§ What the exercise asks
Your task is to filter the data below down to the lines holding "name".

§ Supplied data
- - -
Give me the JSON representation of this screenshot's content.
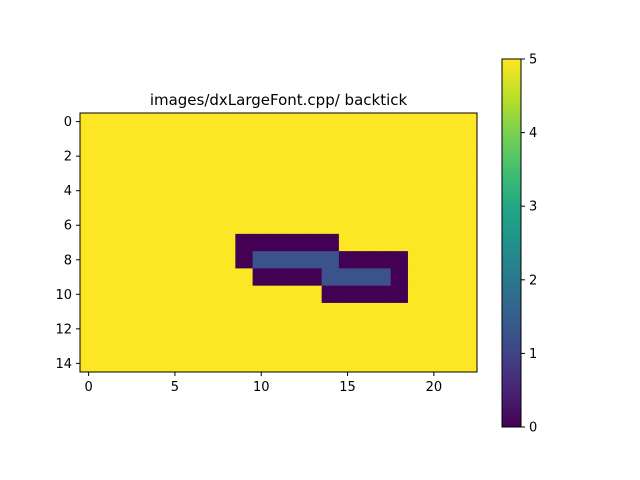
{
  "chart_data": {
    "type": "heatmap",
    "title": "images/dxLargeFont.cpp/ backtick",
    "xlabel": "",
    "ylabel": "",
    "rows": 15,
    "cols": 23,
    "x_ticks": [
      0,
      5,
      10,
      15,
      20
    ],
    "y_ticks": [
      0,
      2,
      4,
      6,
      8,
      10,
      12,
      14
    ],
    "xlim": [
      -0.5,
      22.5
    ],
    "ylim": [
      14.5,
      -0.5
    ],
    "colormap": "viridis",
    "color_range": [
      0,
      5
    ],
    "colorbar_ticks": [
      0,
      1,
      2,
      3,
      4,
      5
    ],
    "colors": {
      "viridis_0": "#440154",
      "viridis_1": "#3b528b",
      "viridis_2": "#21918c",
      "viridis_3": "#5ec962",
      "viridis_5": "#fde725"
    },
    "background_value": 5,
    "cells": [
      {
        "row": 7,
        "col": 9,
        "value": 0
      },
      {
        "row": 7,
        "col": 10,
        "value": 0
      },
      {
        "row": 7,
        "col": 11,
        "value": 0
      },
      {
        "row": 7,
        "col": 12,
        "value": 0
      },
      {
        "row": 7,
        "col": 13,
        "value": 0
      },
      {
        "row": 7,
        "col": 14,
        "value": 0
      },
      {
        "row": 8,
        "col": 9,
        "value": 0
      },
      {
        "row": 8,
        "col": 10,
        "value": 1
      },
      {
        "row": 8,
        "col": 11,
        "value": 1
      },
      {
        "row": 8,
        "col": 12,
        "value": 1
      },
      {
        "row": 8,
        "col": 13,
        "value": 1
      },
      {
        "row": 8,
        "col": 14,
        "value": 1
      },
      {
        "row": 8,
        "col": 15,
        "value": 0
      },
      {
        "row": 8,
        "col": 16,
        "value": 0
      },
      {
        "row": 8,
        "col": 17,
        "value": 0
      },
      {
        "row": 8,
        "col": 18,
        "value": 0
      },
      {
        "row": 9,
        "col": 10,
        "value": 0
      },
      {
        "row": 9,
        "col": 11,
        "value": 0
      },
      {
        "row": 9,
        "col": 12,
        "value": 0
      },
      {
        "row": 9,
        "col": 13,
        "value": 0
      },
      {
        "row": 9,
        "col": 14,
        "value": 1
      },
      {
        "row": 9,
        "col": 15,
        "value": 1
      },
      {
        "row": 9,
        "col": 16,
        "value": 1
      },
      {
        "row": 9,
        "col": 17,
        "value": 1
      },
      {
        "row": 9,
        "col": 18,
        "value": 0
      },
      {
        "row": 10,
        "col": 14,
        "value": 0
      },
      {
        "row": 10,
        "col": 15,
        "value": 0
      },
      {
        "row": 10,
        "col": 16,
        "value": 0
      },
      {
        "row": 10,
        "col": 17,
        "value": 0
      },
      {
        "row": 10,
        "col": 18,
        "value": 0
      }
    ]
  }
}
- - -
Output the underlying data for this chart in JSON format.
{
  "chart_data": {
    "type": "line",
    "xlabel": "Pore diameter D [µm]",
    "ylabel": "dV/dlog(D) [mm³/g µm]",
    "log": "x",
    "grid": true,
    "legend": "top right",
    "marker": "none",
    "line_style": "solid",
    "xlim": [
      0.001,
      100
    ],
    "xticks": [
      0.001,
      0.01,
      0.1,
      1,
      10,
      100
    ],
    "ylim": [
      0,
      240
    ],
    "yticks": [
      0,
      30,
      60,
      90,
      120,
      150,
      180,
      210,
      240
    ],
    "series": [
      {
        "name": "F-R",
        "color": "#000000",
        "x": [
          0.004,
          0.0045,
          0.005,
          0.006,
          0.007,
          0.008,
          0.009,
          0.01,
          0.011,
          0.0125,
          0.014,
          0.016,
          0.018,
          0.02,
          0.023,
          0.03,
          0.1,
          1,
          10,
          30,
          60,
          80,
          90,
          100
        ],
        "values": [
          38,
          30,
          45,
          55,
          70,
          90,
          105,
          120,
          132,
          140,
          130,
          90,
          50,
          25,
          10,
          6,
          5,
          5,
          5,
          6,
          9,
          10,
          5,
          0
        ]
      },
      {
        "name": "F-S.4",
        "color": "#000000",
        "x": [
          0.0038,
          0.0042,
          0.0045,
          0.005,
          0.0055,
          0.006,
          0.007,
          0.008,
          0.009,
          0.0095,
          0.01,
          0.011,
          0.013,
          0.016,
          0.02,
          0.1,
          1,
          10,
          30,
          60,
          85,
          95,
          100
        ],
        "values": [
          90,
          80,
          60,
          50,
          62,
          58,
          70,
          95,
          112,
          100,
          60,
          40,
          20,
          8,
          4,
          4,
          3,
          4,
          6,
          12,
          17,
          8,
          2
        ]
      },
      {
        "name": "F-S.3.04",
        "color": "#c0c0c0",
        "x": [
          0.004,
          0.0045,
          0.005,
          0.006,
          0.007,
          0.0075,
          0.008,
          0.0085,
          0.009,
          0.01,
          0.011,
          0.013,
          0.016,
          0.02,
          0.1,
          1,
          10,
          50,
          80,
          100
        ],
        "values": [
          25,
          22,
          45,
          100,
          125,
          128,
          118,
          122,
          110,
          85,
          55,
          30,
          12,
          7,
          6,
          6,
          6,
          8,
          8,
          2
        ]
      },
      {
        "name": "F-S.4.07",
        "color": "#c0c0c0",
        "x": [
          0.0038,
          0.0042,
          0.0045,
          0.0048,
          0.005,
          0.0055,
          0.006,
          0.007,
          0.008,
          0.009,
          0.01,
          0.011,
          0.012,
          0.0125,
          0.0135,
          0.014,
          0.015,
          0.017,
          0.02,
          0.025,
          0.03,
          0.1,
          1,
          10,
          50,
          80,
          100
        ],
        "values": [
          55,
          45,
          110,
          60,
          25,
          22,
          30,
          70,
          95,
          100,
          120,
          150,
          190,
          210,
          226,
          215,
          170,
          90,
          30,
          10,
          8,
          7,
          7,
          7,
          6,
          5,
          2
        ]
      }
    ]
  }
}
- - -
§ Full output
        "name": "F-R",
        "name": "F-S.4",
        "name": "F-S.3.04",
        "name": "F-S.4.07",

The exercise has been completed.